§ **Problem details**: Make an exact copy of the entries below.

§ **Dataset**:
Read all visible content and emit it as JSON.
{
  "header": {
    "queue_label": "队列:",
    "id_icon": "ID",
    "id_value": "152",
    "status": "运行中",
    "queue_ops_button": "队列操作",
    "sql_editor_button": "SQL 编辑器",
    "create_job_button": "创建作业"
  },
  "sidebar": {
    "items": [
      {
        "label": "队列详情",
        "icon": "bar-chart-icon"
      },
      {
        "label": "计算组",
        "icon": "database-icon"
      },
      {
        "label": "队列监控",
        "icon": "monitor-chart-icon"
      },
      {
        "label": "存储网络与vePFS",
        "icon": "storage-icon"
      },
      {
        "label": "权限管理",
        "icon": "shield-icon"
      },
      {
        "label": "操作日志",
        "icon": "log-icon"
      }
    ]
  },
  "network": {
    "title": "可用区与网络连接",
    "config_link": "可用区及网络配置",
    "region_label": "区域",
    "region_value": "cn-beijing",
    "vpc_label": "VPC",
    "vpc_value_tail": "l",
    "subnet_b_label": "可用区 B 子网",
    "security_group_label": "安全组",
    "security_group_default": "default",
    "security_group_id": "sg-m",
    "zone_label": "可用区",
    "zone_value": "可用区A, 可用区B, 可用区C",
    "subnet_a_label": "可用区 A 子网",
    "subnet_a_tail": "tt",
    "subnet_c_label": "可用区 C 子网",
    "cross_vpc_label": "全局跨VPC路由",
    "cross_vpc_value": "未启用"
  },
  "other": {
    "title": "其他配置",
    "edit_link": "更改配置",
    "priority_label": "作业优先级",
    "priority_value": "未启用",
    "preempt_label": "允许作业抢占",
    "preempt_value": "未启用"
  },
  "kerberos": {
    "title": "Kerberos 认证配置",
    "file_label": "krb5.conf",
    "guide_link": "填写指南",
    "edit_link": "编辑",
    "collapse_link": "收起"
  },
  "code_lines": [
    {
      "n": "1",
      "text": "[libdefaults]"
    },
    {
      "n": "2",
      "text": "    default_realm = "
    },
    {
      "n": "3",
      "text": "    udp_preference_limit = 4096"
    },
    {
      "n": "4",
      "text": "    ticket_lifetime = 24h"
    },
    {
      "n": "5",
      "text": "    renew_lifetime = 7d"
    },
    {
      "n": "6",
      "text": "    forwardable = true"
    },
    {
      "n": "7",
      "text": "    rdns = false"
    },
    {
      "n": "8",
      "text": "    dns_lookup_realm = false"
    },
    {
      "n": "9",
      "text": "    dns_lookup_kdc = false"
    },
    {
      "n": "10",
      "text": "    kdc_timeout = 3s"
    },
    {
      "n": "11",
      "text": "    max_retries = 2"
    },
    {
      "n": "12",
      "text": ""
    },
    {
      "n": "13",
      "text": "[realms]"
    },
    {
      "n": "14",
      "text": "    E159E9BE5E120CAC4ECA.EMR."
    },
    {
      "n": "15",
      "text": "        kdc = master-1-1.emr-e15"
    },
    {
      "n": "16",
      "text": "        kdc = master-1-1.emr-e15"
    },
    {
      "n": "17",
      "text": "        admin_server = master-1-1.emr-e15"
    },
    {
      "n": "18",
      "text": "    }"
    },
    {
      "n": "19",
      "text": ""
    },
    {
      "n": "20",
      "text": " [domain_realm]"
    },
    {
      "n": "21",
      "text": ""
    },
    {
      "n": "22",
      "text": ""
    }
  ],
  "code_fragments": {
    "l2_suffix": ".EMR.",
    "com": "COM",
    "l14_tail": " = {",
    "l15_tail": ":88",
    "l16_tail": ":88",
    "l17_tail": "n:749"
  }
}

§ **Full response**:
Read all visible content and emit it as JSON.
{
  "header": {
    "queue_label": "队列:",
    "id_icon": "ID",
    "id_value": "152",
    "status": "运行中",
    "queue_ops_button": "队列操作",
    "sql_editor_button": "SQL 编辑器",
    "create_job_button": "创建作业"
  },
  "sidebar": {
    "items": [
      {
        "label": "队列详情",
        "icon": "bar-chart-icon"
      },
      {
        "label": "计算组",
        "icon": "database-icon"
      },
      {
        "label": "队列监控",
        "icon": "monitor-chart-icon"
      },
      {
        "label": "存储网络与vePFS",
        "icon": "storage-icon"
      },
      {
        "label": "权限管理",
        "icon": "shield-icon"
      },
      {
        "label": "操作日志",
        "icon": "log-icon"
      }
    ]
  },
  "network": {
    "title": "可用区与网络连接",
    "config_link": "可用区及网络配置",
    "region_label": "区域",
    "region_value": "cn-beijing",
    "vpc_label": "VPC",
    "vpc_value_tail": "l",
    "subnet_b_label": "可用区 B 子网",
    "security_group_label": "安全组",
    "security_group_default": "default",
    "security_group_id": "sg-m",
    "zone_label": "可用区",
    "zone_value": "可用区A, 可用区B, 可用区C",
    "subnet_a_label": "可用区 A 子网",
    "subnet_a_tail": "tt",
    "subnet_c_label": "可用区 C 子网",
    "cross_vpc_label": "全局跨VPC路由",
    "cross_vpc_value": "未启用"
  },
  "other": {
    "title": "其他配置",
    "edit_link": "更改配置",
    "priority_label": "作业优先级",
    "priority_value": "未启用",
    "preempt_label": "允许作业抢占",
    "preempt_value": "未启用"
  },
  "kerberos": {
    "title": "Kerberos 认证配置",
    "file_label": "krb5.conf",
    "guide_link": "填写指南",
    "edit_link": "编辑",
    "collapse_link": "收起"
  },
  "code_lines": [
    {
      "n": "1",
      "text": "[libdefaults]"
    },
    {
      "n": "2",
      "text": "    default_realm = "
    },
    {
      "n": "3",
      "text": "    udp_preference_limit = 4096"
    },
    {
      "n": "4",
      "text": "    ticket_lifetime = 24h"
    },
    {
      "n": "5",
      "text": "    renew_lifetime = 7d"
    },
    {
      "n": "6",
      "text": "    forwardable = true"
    },
    {
      "n": "7",
      "text": "    rdns = false"
    },
    {
      "n": "8",
      "text": "    dns_lookup_realm = false"
    },
    {
      "n": "9",
      "text": "    dns_lookup_kdc = false"
    },
    {
      "n": "10",
      "text": "    kdc_timeout = 3s"
    },
    {
      "n": "11",
      "text": "    max_retries = 2"
    },
    {
      "n": "12",
      "text": ""
    },
    {
      "n": "13",
      "text": "[realms]"
    },
    {
      "n": "14",
      "text": "    E159E9BE5E120CAC4ECA.EMR."
    },
    {
      "n": "15",
      "text": "        kdc = master-1-1.emr-e15"
    },
    {
      "n": "16",
      "text": "        kdc = master-1-1.emr-e15"
    },
    {
      "n": "17",
      "text": "        admin_server = master-1-1.emr-e15"
    },
    {
      "n": "18",
      "text": "    }"
    },
    {
      "n": "19",
      "text": ""
    },
    {
      "n": "20",
      "text": " [domain_realm]"
    },
    {
      "n": "21",
      "text": ""
    },
    {
      "n": "22",
      "text": ""
    }
  ],
  "code_fragments": {
    "l2_suffix": ".EMR.",
    "com": "COM",
    "l14_tail": " = {",
    "l15_tail": ":88",
    "l16_tail": ":88",
    "l17_tail": "n:749"
  }
}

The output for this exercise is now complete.